▸ **WRITTEN INSTRUCTION**:
Copy every line of the records below where the word "this" occurs.

▸ **Extracted records**:
====================
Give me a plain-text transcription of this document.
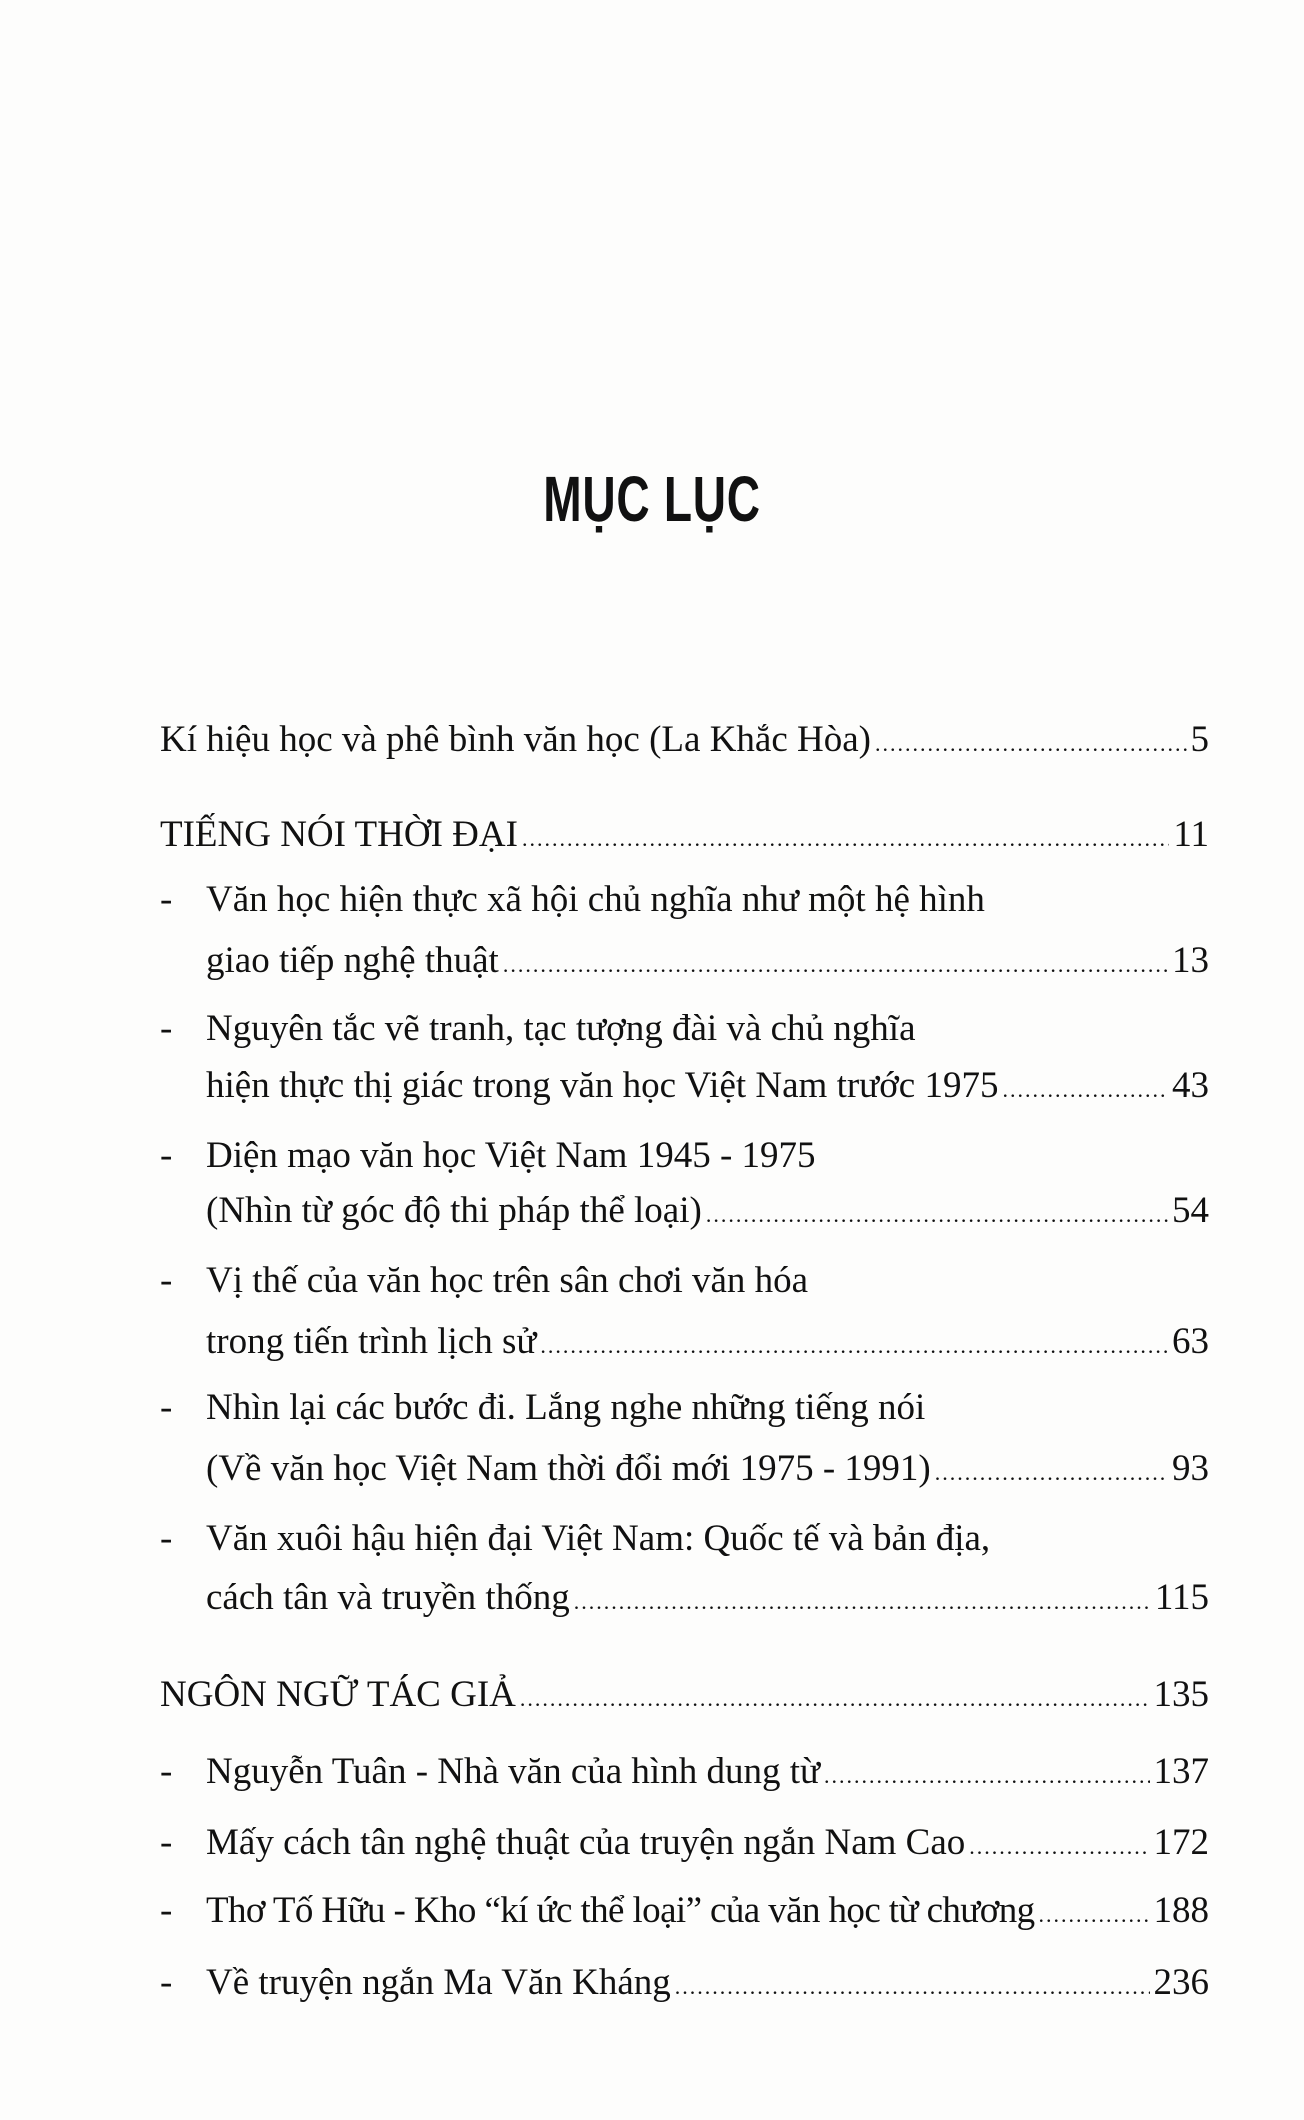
MỤC LỤC
Kí hiệu học và phê bình văn học (La Khắc Hòa) .....	5
TIẾNG NÓI THỜI ĐẠI .....	11
- Văn học hiện thực xã hội chủ nghĩa như một hệ hình
giao tiếp nghệ thuật .....	13
- Nguyên tắc vẽ tranh, tạc tượng đài và chủ nghĩa
hiện thực thị giác trong văn học Việt Nam trước 1975 .....	43
- Diện mạo văn học Việt Nam 1945 - 1975
(Nhìn từ góc độ thi pháp thể loại) .....	54
- Vị thế của văn học trên sân chơi văn hóa
trong tiến trình lịch sử .....	63
- Nhìn lại các bước đi. Lắng nghe những tiếng nói
(Về văn học Việt Nam thời đổi mới 1975 - 1991) .....	93
- Văn xuôi hậu hiện đại Việt Nam: Quốc tế và bản địa,
cách tân và truyền thống .....	115
NGÔN NGỮ TÁC GIẢ .....	135
- Nguyễn Tuân - Nhà văn của hình dung từ .....	137
- Mấy cách tân nghệ thuật của truyện ngắn Nam Cao .....	172
- Thơ Tố Hữu - Kho “kí ức thể loại” của văn học từ chương .....	188
- Về truyện ngắn Ma Văn Kháng .....	236
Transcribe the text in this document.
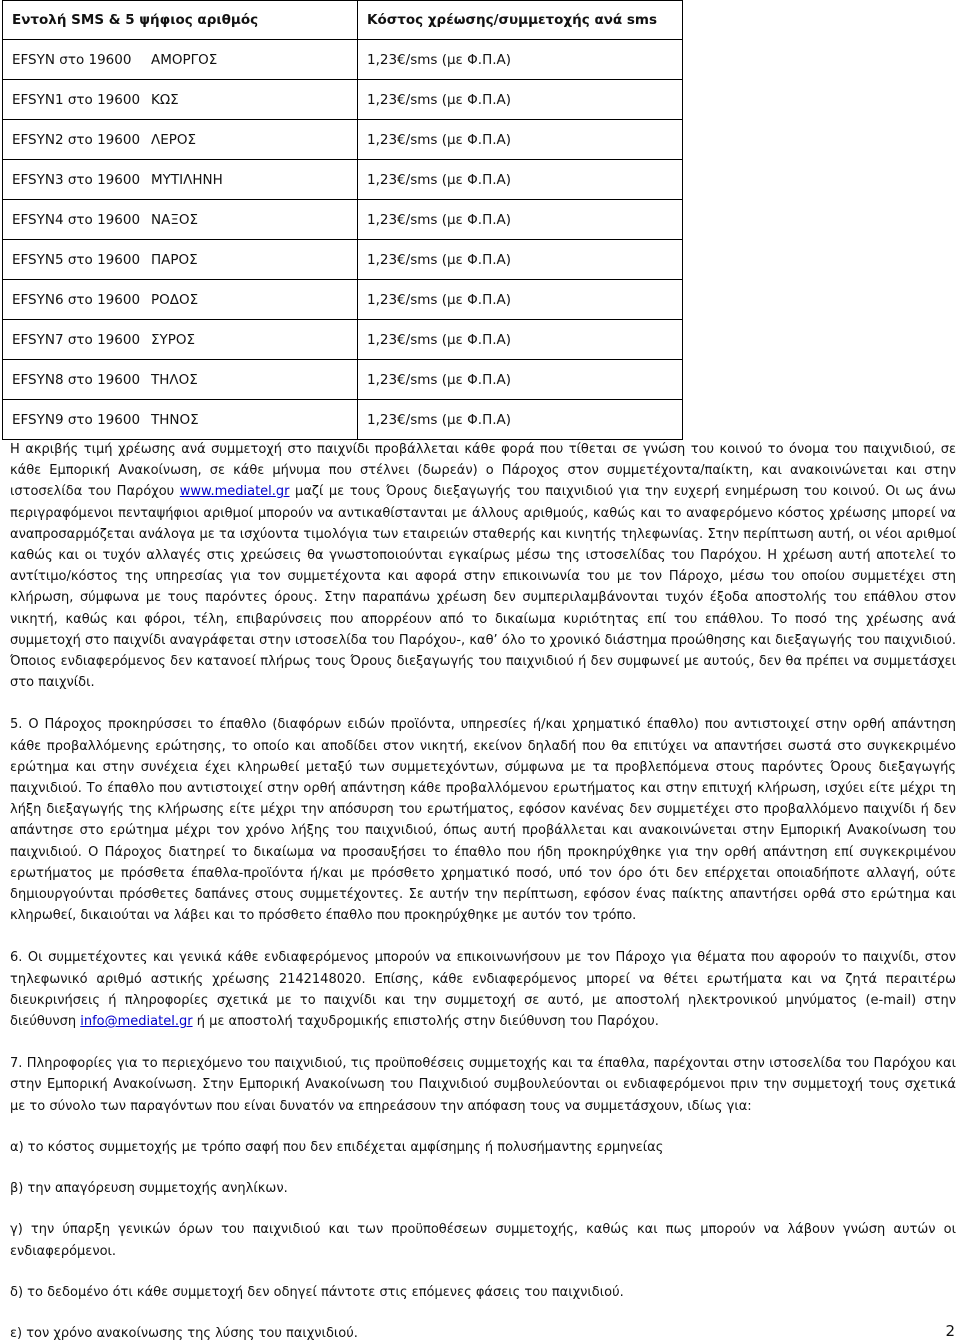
Εντολή SMS & 5 ψήφιος αριθμός	Κόστος χρέωσης/συμμετοχής ανά sms
EFSYN στο 19600 ΑΜΟΡΓΟΣ	1,23€/sms (με Φ.Π.Α)
EFSYN1 στο 19600 ΚΩΣ	1,23€/sms (με Φ.Π.Α)
EFSYN2 στο 19600 ΛΕΡΟΣ	1,23€/sms (με Φ.Π.Α)
EFSYN3 στο 19600 ΜΥΤΙΛΗΝΗ	1,23€/sms (με Φ.Π.Α)
EFSYN4 στο 19600 ΝΑΞΟΣ	1,23€/sms (με Φ.Π.Α)
EFSYN5 στο 19600 ΠΑΡΟΣ	1,23€/sms (με Φ.Π.Α)
EFSYN6 στο 19600 ΡΟΔΟΣ	1,23€/sms (με Φ.Π.Α)
EFSYN7 στο 19600 ΣΥΡΟΣ	1,23€/sms (με Φ.Π.Α)
EFSYN8 στο 19600 ΤΗΛΟΣ	1,23€/sms (με Φ.Π.Α)
EFSYN9 στο 19600 ΤΗΝΟΣ	1,23€/sms (με Φ.Π.Α)

Η ακριβής τιμή χρέωσης ανά συμμετοχή στο παιχνίδι προβάλλεται κάθε φορά που τίθεται σε γνώση του κοινού το όνομα του παιχνιδιού, σε κάθε Εμπορική Ανακοίνωση, σε κάθε μήνυμα που στέλνει (δωρεάν) ο Πάροχος στον συμμετέχοντα/παίκτη, και ανακοινώνεται και στην ιστοσελίδα του Παρόχου www.mediatel.gr μαζί με τους Όρους διεξαγωγής του παιχνιδιού για την ευχερή ενημέρωση του κοινού. Οι ως άνω περιγραφόμενοι πενταψήφιοι αριθμοί μπορούν να αντικαθίστανται με άλλους αριθμούς, καθώς και το αναφερόμενο κόστος χρέωσης μπορεί να αναπροσαρμόζεται ανάλογα με τα ισχύοντα τιμολόγια των εταιρειών σταθερής και κινητής τηλεφωνίας. Στην περίπτωση αυτή, οι νέοι αριθμοί καθώς και οι τυχόν αλλαγές στις χρεώσεις θα γνωστοποιούνται εγκαίρως μέσω της ιστοσελίδας του Παρόχου. Η χρέωση αυτή αποτελεί το αντίτιμο/κόστος της υπηρεσίας για τον συμμετέχοντα και αφορά στην επικοινωνία του με τον Πάροχο, μέσω του οποίου συμμετέχει στη κλήρωση, σύμφωνα με τους παρόντες όρους. Στην παραπάνω χρέωση δεν συμπεριλαμβάνονται τυχόν έξοδα αποστολής του επάθλου στον νικητή, καθώς και φόροι, τέλη, επιβαρύνσεις που απορρέουν από το δικαίωμα κυριότητας επί του επάθλου. Το ποσό της χρέωσης ανά συμμετοχή στο παιχνίδι αναγράφεται στην ιστοσελίδα του Παρόχου-, καθ’ όλο το χρονικό διάστημα προώθησης και διεξαγωγής του παιχνιδιού. Όποιος ενδιαφερόμενος δεν κατανοεί πλήρως τους Όρους διεξαγωγής του παιχνιδιού ή δεν συμφωνεί με αυτούς, δεν θα πρέπει να συμμετάσχει στο παιχνίδι.

5. Ο Πάροχος προκηρύσσει το έπαθλο (διαφόρων ειδών προϊόντα, υπηρεσίες ή/και χρηματικό έπαθλο) που αντιστοιχεί στην ορθή απάντηση κάθε προβαλλόμενης ερώτησης, το οποίο και αποδίδει στον νικητή, εκείνον δηλαδή που θα επιτύχει να απαντήσει σωστά στο συγκεκριμένο ερώτημα και στην συνέχεια έχει κληρωθεί μεταξύ των συμμετεχόντων, σύμφωνα με τα προβλεπόμενα στους παρόντες Όρους διεξαγωγής παιχνιδιού. Το έπαθλο που αντιστοιχεί στην ορθή απάντηση κάθε προβαλλόμενου ερωτήματος και στην επιτυχή κλήρωση, ισχύει είτε μέχρι τη λήξη διεξαγωγής της κλήρωσης είτε μέχρι την απόσυρση του ερωτήματος, εφόσον κανένας δεν συμμετέχει στο προβαλλόμενο παιχνίδι ή δεν απάντησε στο ερώτημα μέχρι τον χρόνο λήξης του παιχνιδιού, όπως αυτή προβάλλεται και ανακοινώνεται στην Εμπορική Ανακοίνωση του παιχνιδιού. Ο Πάροχος διατηρεί το δικαίωμα να προσαυξήσει το έπαθλο που ήδη προκηρύχθηκε για την ορθή απάντηση επί συγκεκριμένου ερωτήματος με πρόσθετα έπαθλα-προϊόντα ή/και με πρόσθετο χρηματικό ποσό, υπό τον όρο ότι δεν επέρχεται οποιαδήποτε αλλαγή, ούτε δημιουργούνται πρόσθετες δαπάνες στους συμμετέχοντες. Σε αυτήν την περίπτωση, εφόσον ένας παίκτης απαντήσει ορθά στο ερώτημα και κληρωθεί, δικαιούται να λάβει και το πρόσθετο έπαθλο που προκηρύχθηκε με αυτόν τον τρόπο.

6. Οι συμμετέχοντες και γενικά κάθε ενδιαφερόμενος μπορούν να επικοινωνήσουν με τον Πάροχο για θέματα που αφορούν το παιχνίδι, στον τηλεφωνικό αριθμό αστικής χρέωσης 2142148020. Επίσης, κάθε ενδιαφερόμενος μπορεί να θέτει ερωτήματα και να ζητά περαιτέρω διευκρινήσεις ή πληροφορίες σχετικά με το παιχνίδι και την συμμετοχή σε αυτό, με αποστολή ηλεκτρονικού μηνύματος (e-mail) στην διεύθυνση info@mediatel.gr ή με αποστολή ταχυδρομικής επιστολής στην διεύθυνση του Παρόχου.

7. Πληροφορίες για το περιεχόμενο του παιχνιδιού, τις προϋποθέσεις συμμετοχής και τα έπαθλα, παρέχονται στην ιστοσελίδα του Παρόχου και στην Εμπορική Ανακοίνωση. Στην Εμπορική Ανακοίνωση του Παιχνιδιού συμβουλεύονται οι ενδιαφερόμενοι πριν την συμμετοχή τους σχετικά με το σύνολο των παραγόντων που είναι δυνατόν να επηρεάσουν την απόφαση τους να συμμετάσχουν, ιδίως για:

α) το κόστος συμμετοχής με τρόπο σαφή που δεν επιδέχεται αμφίσημης ή πολυσήμαντης ερμηνείας

β) την απαγόρευση συμμετοχής ανηλίκων.

γ) την ύπαρξη γενικών όρων του παιχνιδιού και των προϋποθέσεων συμμετοχής, καθώς και πως μπορούν να λάβουν γνώση αυτών οι ενδιαφερόμενοι.

δ) το δεδομένο ότι κάθε συμμετοχή δεν οδηγεί πάντοτε στις επόμενες φάσεις του παιχνιδιού.

ε) τον χρόνο ανακοίνωσης της λύσης του παιχνιδιού.	2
====================
▸ **CORRECT ANSWER**:
Give me a plain-text transcription of this document.
Transcribe the text in this document.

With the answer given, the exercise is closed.